---------- Dataset ----------
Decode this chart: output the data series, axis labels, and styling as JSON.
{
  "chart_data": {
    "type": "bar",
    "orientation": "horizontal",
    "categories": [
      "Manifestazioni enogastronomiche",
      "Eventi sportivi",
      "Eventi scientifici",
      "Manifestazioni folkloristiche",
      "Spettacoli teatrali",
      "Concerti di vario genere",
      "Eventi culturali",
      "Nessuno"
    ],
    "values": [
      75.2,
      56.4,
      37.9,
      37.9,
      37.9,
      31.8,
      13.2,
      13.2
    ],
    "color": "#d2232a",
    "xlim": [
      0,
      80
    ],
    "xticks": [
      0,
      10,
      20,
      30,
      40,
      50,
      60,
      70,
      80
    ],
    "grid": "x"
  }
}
----------
---------- Dataset ----------
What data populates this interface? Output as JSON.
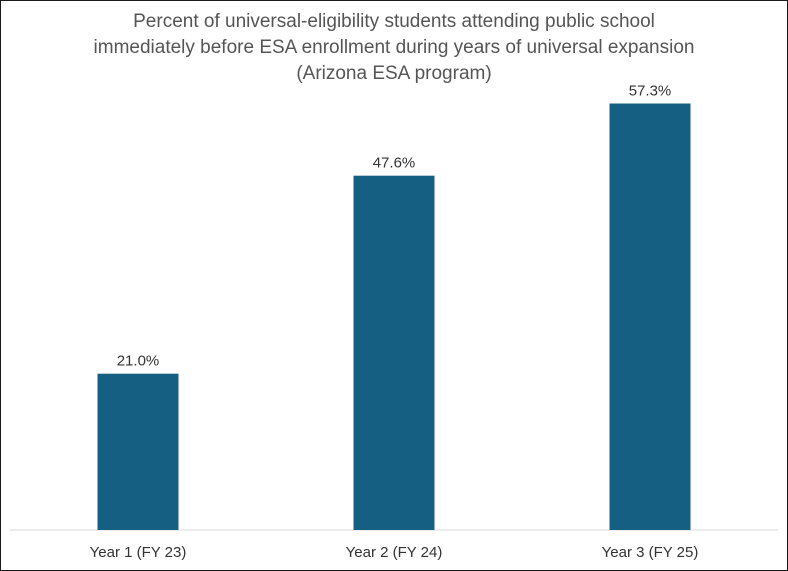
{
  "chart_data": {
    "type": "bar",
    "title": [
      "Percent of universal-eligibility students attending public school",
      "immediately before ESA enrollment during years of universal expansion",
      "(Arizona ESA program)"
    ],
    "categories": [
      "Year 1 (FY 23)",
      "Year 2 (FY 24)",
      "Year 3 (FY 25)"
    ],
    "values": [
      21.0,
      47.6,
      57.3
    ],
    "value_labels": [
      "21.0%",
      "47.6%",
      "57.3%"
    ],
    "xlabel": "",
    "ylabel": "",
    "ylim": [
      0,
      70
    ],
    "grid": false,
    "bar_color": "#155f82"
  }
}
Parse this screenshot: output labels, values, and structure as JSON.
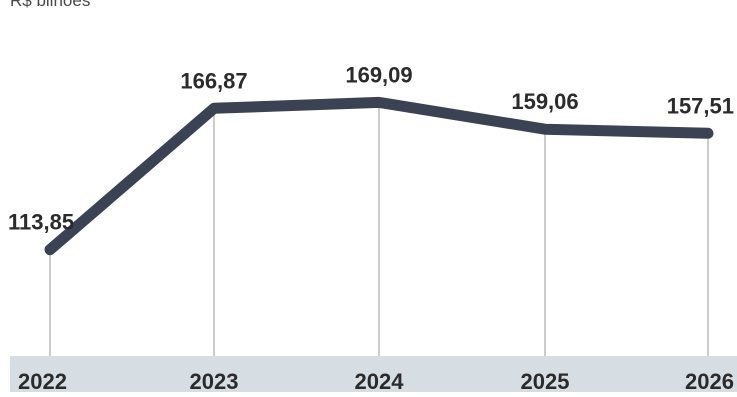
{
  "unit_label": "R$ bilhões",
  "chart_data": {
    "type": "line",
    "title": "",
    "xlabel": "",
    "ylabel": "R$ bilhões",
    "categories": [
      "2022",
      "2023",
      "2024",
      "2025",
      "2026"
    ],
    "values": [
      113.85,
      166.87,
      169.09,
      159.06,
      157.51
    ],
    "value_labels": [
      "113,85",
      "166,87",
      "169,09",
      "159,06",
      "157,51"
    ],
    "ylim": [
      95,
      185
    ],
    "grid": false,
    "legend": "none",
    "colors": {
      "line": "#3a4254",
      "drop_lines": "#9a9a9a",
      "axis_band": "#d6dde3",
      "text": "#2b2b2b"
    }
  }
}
----------
= Aim of the exercise =
Each line in the data that holds the string "Manifestazioni" should be found and copied.

= Full response =
      "Manifestazioni enogastronomiche",
      "Manifestazioni folkloristiche",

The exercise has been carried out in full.